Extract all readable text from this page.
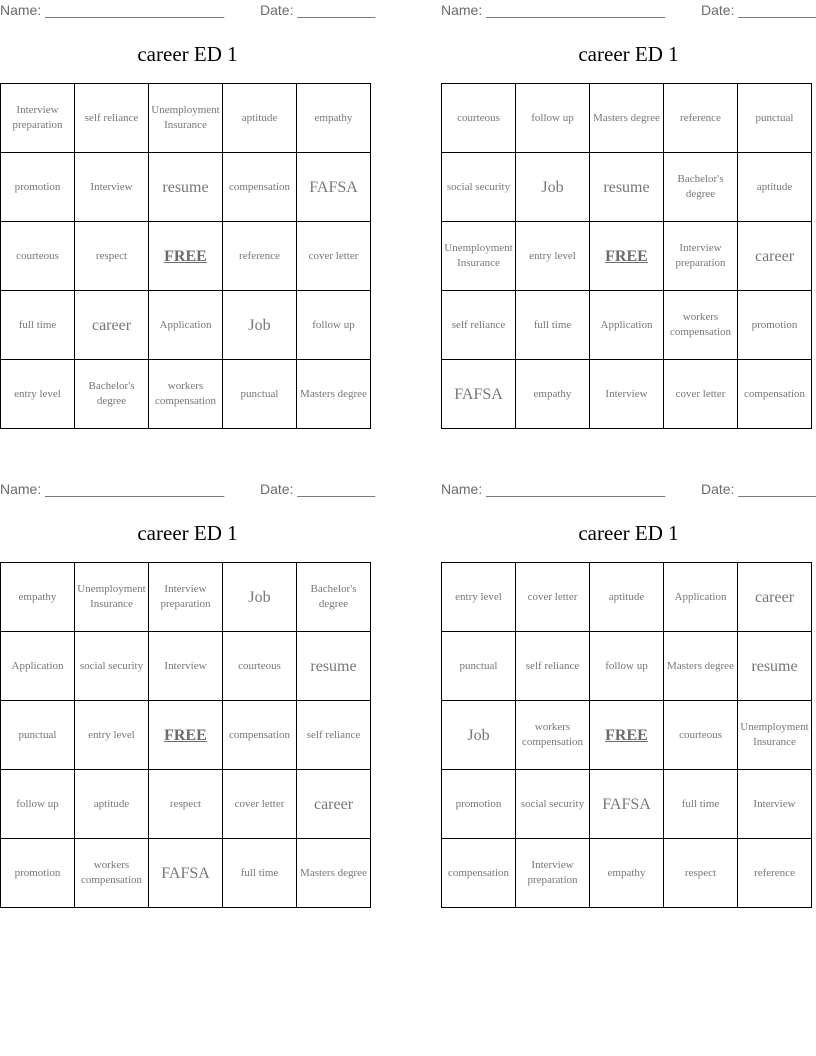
Name: _______________________	Date: __________
career ED 1
Interview preparation	self reliance	Unemployment Insurance	aptitude	empathy
promotion	Interview	resume	compensation	FAFSA
courteous	respect	FREE	reference	cover letter
full time	career	Application	Job	follow up
entry level	Bachelor's degree	workers compensation	punctual	Masters degree
Name: _______________________	Date: __________
career ED 1
courteous	follow up	Masters degree	reference	punctual
social security	Job	resume	Bachelor's degree	aptitude
Unemployment Insurance	entry level	FREE	Interview preparation	career
self reliance	full time	Application	workers compensation	promotion
FAFSA	empathy	Interview	cover letter	compensation
Name: _______________________	Date: __________
career ED 1
empathy	Unemployment Insurance	Interview preparation	Job	Bachelor's degree
Application	social security	Interview	courteous	resume
punctual	entry level	FREE	compensation	self reliance
follow up	aptitude	respect	cover letter	career
promotion	workers compensation	FAFSA	full time	Masters degree
Name: _______________________	Date: __________
career ED 1
entry level	cover letter	aptitude	Application	career
punctual	self reliance	follow up	Masters degree	resume
Job	workers compensation	FREE	courteous	Unemployment Insurance
promotion	social security	FAFSA	full time	Interview
compensation	Interview preparation	empathy	respect	reference
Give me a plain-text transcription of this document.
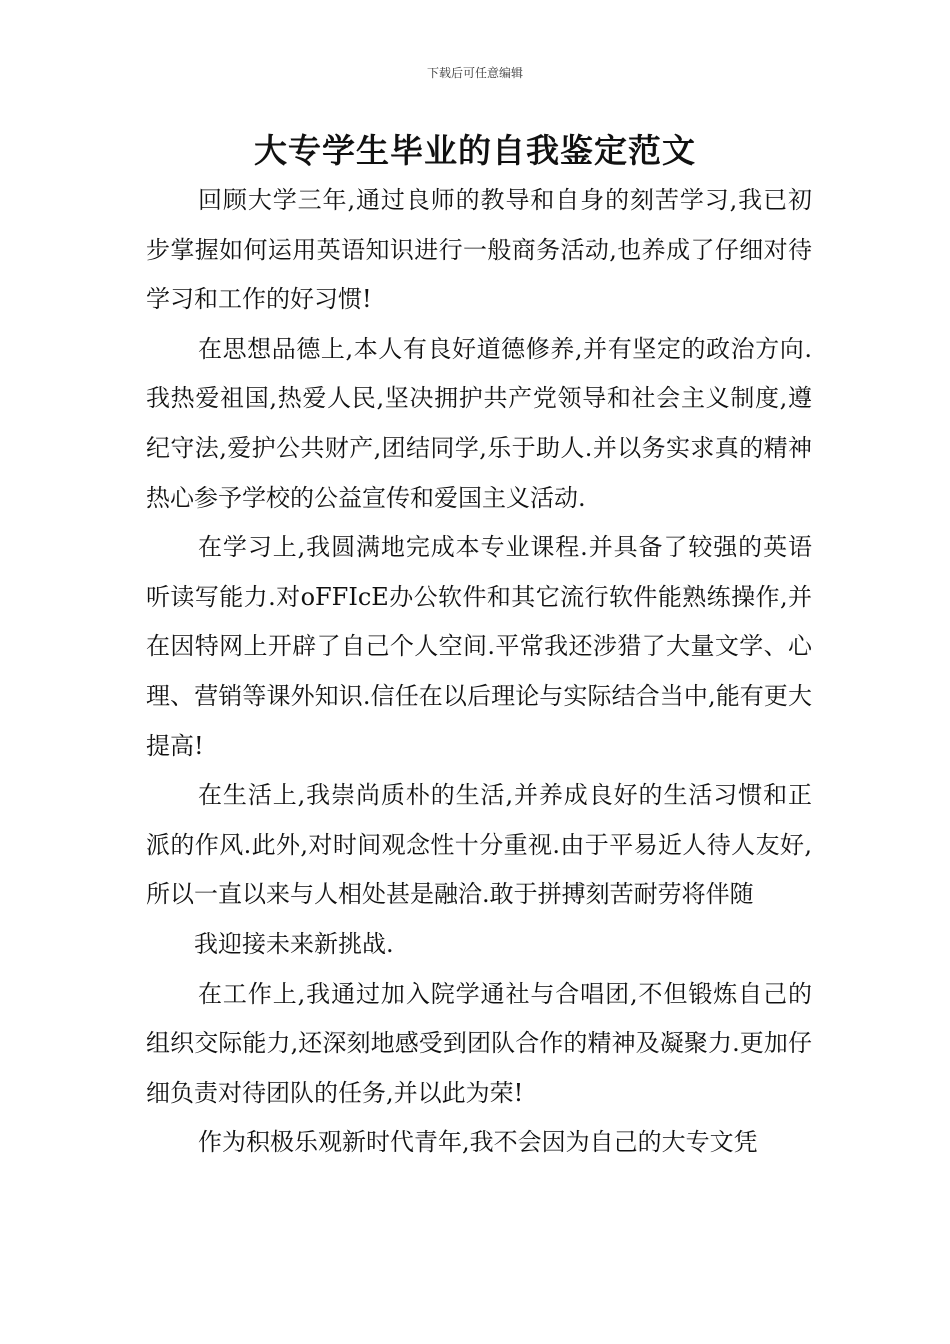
下载后可任意编辑
大专学生毕业的自我鉴定范文

回顾大学三年,通过良师的教导和自身的刻苦学习,我已初步掌握如何运用英语知识进行一般商务活动,也养成了仔细对待学习和工作的好习惯!

在思想品德上,本人有良好道德修养,并有坚定的政治方向.我热爱祖国,热爱人民,坚决拥护共产党领导和社会主义制度,遵纪守法,爱护公共财产,团结同学,乐于助人.并以务实求真的精神热心参予学校的公益宣传和爱国主义活动.

在学习上,我圆满地完成本专业课程.并具备了较强的英语听读写能力.对oFFIcE办公软件和其它流行软件能熟练操作,并在因特网上开辟了自己个人空间.平常我还涉猎了大量文学、心理、营销等课外知识.信任在以后理论与实际结合当中,能有更大提高!

在生活上,我崇尚质朴的生活,并养成良好的生活习惯和正派的作风.此外,对时间观念性十分重视.由于平易近人待人友好,所以一直以来与人相处甚是融洽.敢于拼搏刻苦耐劳将伴随

我迎接未来新挑战.

在工作上,我通过加入院学通社与合唱团,不但锻炼自己的组织交际能力,还深刻地感受到团队合作的精神及凝聚力.更加仔细负责对待团队的任务,并以此为荣!

作为积极乐观新时代青年,我不会因为自己的大专文凭
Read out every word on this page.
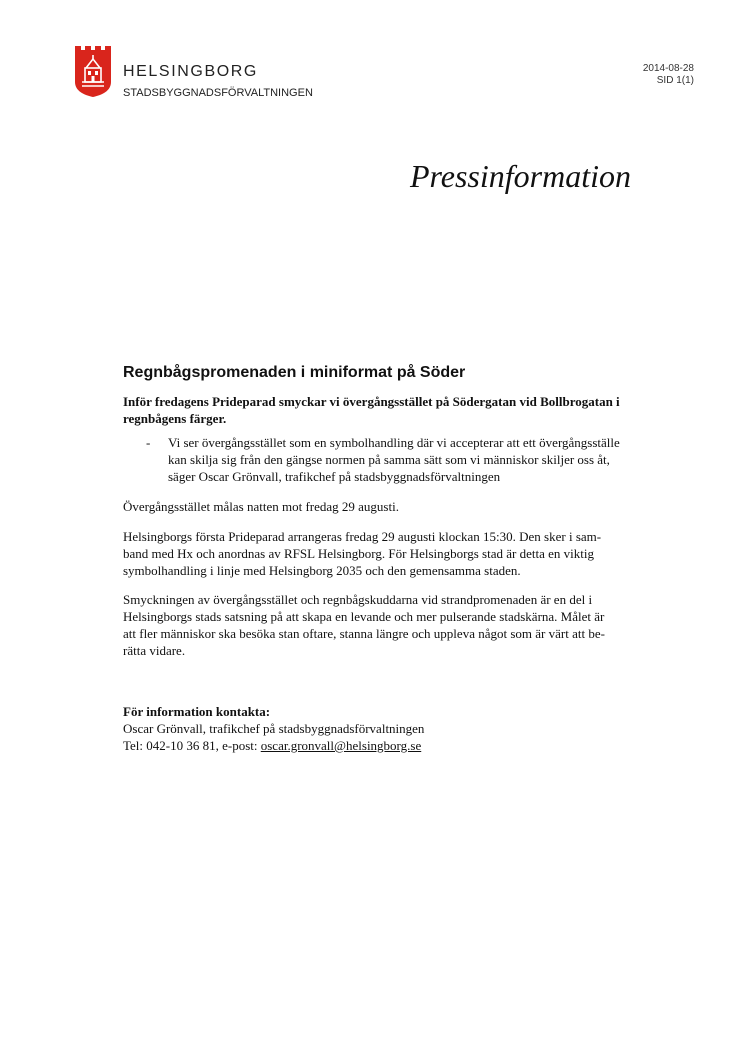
HELSINGBORG
STADSBYGGNADSFÖRVALTNINGEN
2014-08-28
SID 1(1)
Pressinformation
Regnbågspromenaden i miniformat på Söder
Inför fredagens Prideparad smyckar vi övergångsstället på Södergatan vid Bollbrogatan i
regnbågens färger.
- Vi ser övergångsstället som en symbolhandling där vi accepterar att ett övergångsställe
kan skilja sig från den gängse normen på samma sätt som vi människor skiljer oss åt,
säger Oscar Grönvall, trafikchef på stadsbyggnadsförvaltningen

Övergångsstället målas natten mot fredag 29 augusti.

Helsingborgs första Prideparad arrangeras fredag 29 augusti klockan 15:30. Den sker i sam-
band med Hx och anordnas av RFSL Helsingborg. För Helsingborgs stad är detta en viktig
symbolhandling i linje med Helsingborg 2035 och den gemensamma staden.
Smyckningen av övergångsstället och regnbågskuddarna vid strandpromenaden är en del i
Helsingborgs stads satsning på att skapa en levande och mer pulserande stadskärna. Målet är
att fler människor ska besöka stan oftare, stanna längre och uppleva något som är värt att be-
rätta vidare.
För information kontakta:
Oscar Grönvall, trafikchef på stadsbyggnadsförvaltningen
Tel: 042-10 36 81, e-post: oscar.gronvall@helsingborg.se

☆ ☆ ☆ ☆

Using the listing above, show each line holding the string "Insurance".

Interview preparation	self reliance	Unemployment Insurance	aptitude	empathy
Unemployment Insurance	entry level	FREE	Interview preparation	career
empathy	Unemployment Insurance	Interview preparation	Job	Bachelor's degree
Job	workers compensation	FREE	courteous	Unemployment Insurance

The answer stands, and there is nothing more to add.